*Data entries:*
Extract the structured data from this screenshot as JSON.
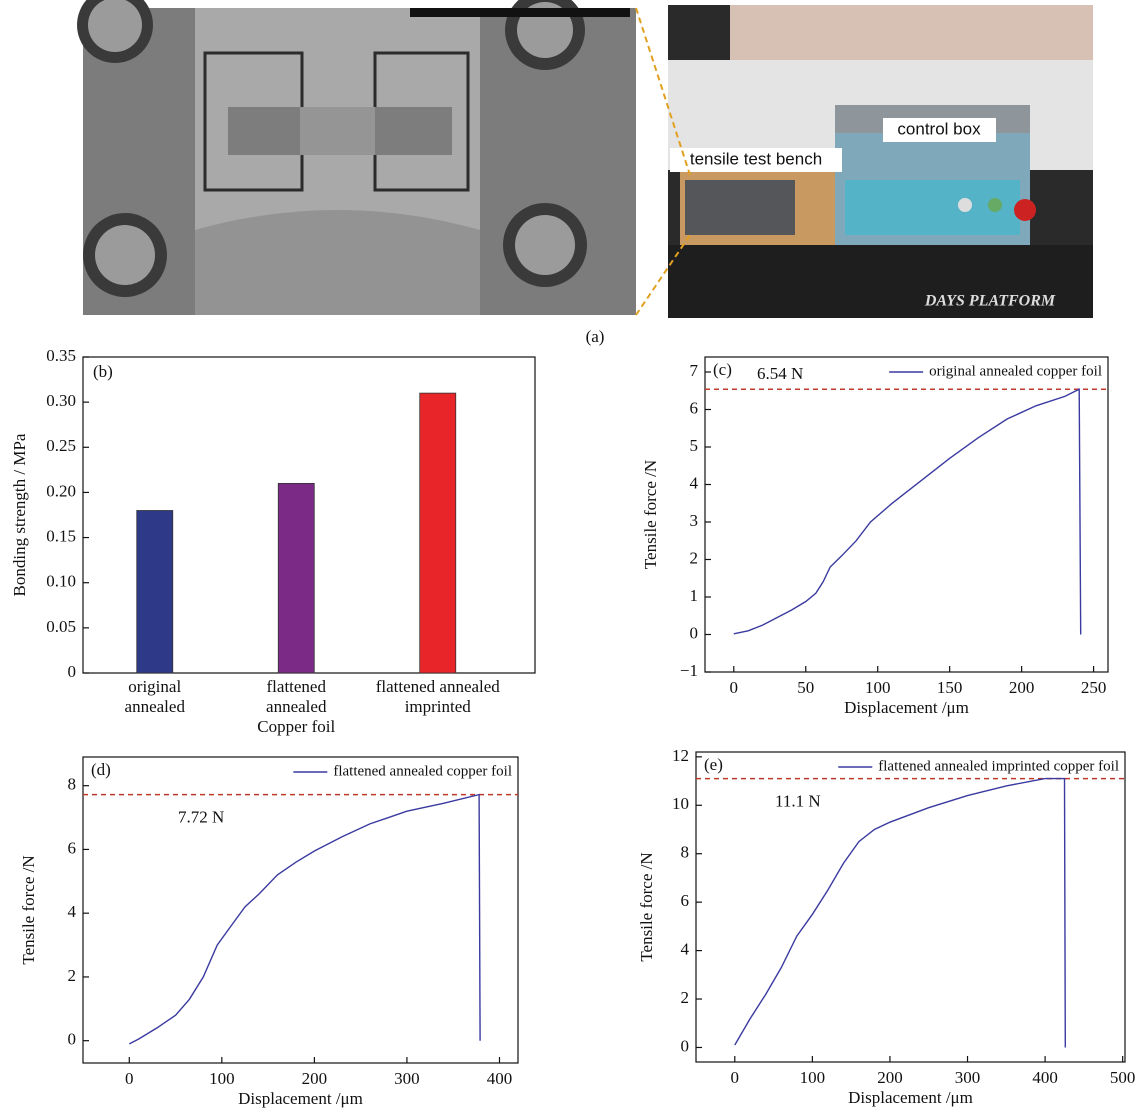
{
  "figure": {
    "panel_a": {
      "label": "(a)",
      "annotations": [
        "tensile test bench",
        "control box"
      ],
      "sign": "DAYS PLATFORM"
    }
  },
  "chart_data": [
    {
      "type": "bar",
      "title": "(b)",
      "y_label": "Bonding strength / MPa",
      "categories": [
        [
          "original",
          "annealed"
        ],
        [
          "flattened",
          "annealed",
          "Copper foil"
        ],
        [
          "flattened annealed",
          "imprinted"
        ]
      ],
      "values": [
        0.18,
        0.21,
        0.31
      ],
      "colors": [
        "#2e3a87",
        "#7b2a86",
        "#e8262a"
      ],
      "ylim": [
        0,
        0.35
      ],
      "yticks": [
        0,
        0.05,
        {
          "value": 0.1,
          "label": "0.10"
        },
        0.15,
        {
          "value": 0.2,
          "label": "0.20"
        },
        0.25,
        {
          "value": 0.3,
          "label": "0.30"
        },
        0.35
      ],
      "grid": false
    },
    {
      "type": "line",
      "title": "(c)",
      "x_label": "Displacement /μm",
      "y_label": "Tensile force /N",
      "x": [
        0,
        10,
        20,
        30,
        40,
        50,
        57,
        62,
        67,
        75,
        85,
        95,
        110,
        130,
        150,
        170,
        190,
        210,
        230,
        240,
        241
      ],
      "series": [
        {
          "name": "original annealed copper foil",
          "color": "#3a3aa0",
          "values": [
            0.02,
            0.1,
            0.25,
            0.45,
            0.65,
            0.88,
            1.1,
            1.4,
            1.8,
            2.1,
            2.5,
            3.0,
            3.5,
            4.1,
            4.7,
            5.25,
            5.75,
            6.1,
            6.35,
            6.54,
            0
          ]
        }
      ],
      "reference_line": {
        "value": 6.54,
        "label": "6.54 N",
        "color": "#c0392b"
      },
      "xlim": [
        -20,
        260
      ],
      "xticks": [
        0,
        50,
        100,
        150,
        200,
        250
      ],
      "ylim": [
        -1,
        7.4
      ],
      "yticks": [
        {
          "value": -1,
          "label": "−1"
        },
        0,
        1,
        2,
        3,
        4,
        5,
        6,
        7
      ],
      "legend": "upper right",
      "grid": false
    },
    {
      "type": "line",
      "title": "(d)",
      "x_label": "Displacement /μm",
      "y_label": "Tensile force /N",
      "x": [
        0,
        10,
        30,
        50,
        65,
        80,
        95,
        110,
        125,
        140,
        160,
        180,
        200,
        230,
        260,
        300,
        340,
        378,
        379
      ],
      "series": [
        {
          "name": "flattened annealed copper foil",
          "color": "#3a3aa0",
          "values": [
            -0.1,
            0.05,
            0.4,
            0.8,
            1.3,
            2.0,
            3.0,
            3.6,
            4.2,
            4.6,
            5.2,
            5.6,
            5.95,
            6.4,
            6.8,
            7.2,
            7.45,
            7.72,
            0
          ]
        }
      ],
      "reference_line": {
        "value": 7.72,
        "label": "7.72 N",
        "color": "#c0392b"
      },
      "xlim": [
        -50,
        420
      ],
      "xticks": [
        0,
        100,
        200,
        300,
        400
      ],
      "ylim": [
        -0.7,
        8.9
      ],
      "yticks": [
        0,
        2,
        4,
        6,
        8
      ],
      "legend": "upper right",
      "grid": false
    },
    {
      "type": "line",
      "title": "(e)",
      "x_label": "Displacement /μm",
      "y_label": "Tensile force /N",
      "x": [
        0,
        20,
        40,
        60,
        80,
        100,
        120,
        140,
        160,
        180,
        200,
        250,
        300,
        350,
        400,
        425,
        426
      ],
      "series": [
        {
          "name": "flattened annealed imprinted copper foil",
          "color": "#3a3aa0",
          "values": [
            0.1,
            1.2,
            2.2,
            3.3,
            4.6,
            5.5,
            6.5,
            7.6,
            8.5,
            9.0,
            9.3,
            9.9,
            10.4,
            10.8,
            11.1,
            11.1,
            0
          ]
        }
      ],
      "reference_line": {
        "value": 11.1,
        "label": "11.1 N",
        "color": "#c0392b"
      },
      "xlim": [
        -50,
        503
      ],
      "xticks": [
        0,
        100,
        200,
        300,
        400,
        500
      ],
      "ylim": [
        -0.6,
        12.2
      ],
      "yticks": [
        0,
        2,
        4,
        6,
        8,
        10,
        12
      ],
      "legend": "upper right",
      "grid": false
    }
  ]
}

*What needs to be done:* Give solely the number of lines in the data that contain the string "flattened".

*The answer:* 4